## SET TASK
The records below are to be copied word for word, with every picture left out.

====

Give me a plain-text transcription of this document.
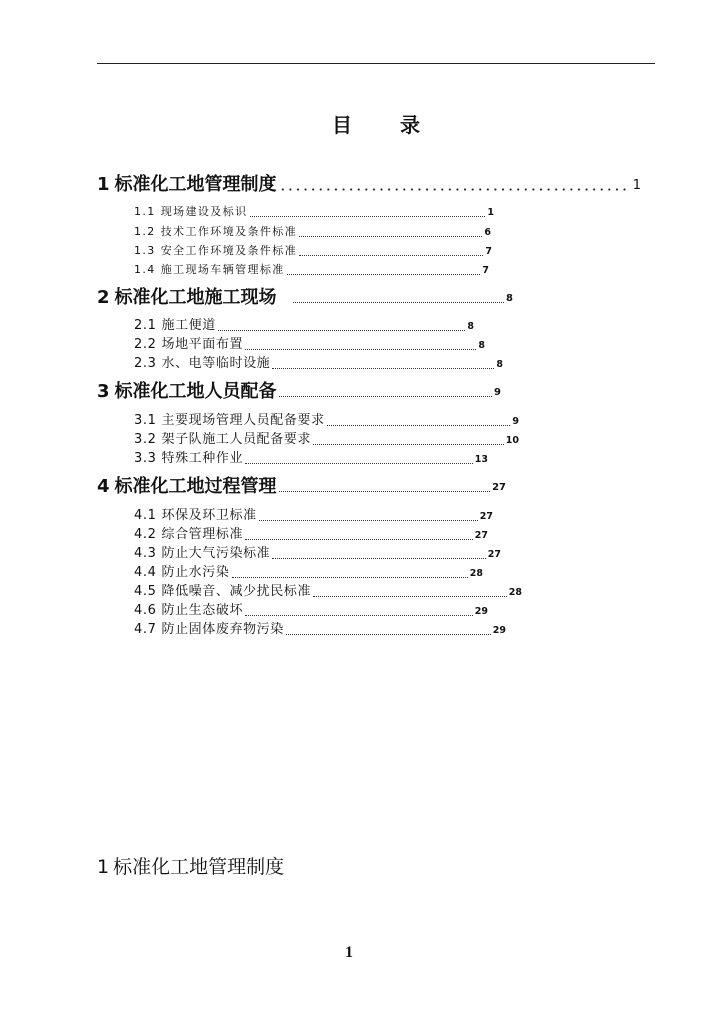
目　录
1 标准化工地管理制度	1
1.1 现场建设及标识	1
1.2 技术工作环境及条件标准	6
1.3 安全工作环境及条件标准	7
1.4 施工现场车辆管理标准	7
2 标准化工地施工现场	8
2.1 施工便道	8
2.2 场地平面布置	8
2.3 水、电等临时设施	8
3 标准化工地人员配备	9
3.1 主要现场管理人员配备要求	9
3.2 架子队施工人员配备要求	10
3.3 特殊工种作业	13
4 标准化工地过程管理	27
4.1 环保及环卫标准	27
4.2 综合管理标准	27
4.3 防止大气污染标准	27
4.4 防止水污染	28
4.5 降低噪音、减少扰民标准	28
4.6 防止生态破坏	29
4.7 防止固体废弃物污染	29
1 标准化工地管理制度
1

====

## THE REPLY
Give me a plain-text transcription of this document.
目　录
1 标准化工地管理制度	1
1.1 现场建设及标识	1
1.2 技术工作环境及条件标准	6
1.3 安全工作环境及条件标准	7
1.4 施工现场车辆管理标准	7
2 标准化工地施工现场	8
2.1 施工便道	8
2.2 场地平面布置	8
2.3 水、电等临时设施	8
3 标准化工地人员配备	9
3.1 主要现场管理人员配备要求	9
3.2 架子队施工人员配备要求	10
3.3 特殊工种作业	13
4 标准化工地过程管理	27
4.1 环保及环卫标准	27
4.2 综合管理标准	27
4.3 防止大气污染标准	27
4.4 防止水污染	28
4.5 降低噪音、减少扰民标准	28
4.6 防止生态破坏	29
4.7 防止固体废弃物污染	29
1 标准化工地管理制度
1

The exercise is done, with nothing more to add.